Records from a collection of figures
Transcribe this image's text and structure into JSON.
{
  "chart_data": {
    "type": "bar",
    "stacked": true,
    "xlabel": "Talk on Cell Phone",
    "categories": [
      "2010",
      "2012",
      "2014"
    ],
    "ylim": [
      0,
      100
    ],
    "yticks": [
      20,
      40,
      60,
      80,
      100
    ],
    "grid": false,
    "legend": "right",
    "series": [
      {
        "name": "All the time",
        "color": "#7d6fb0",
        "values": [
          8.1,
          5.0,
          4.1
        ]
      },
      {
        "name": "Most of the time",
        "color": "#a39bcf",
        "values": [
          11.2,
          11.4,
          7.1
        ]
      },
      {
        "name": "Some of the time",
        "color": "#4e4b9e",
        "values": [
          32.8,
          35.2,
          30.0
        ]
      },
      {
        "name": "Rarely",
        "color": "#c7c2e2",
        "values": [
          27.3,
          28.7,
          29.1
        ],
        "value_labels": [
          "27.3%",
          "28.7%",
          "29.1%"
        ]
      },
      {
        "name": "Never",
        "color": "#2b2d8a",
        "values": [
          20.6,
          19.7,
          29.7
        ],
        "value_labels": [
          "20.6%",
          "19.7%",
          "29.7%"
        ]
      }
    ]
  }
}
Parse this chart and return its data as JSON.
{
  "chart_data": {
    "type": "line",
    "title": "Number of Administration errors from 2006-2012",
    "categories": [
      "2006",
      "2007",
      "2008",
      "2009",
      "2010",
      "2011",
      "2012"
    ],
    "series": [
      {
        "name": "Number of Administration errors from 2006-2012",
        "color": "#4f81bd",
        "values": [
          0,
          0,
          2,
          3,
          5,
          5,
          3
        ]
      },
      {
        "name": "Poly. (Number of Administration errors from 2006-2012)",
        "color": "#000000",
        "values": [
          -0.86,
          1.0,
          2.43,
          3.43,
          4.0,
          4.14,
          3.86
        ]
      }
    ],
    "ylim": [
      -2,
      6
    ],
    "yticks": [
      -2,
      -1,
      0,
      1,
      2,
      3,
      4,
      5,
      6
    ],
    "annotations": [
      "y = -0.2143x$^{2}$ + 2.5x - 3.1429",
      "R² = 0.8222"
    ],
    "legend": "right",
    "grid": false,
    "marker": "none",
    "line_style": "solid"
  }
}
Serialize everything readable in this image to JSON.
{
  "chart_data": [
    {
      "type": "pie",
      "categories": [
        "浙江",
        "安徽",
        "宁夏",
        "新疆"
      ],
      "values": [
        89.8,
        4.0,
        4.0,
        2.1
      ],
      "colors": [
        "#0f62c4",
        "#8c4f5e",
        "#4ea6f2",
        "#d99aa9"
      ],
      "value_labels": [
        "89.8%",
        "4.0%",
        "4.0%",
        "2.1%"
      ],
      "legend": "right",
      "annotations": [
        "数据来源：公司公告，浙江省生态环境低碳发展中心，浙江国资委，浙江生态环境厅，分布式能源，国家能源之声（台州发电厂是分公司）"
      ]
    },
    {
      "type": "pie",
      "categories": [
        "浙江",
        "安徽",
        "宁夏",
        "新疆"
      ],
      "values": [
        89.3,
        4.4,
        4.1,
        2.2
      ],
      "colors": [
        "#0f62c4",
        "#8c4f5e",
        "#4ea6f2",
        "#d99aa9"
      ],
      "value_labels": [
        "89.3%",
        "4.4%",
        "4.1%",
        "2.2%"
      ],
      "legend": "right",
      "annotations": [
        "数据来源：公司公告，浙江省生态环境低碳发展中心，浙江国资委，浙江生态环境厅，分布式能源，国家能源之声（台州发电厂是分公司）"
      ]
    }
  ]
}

- SET TASK:
Lines containing the word "Administration" must all be returned from the material above.

- OUTPUT FOR THIS EXERCISE:
    "title": "Number of Administration errors from 2006-2012",
        "name": "Number of Administration errors from 2006-2012",
        "name": "Poly. (Number of Administration errors from 2006-2012)",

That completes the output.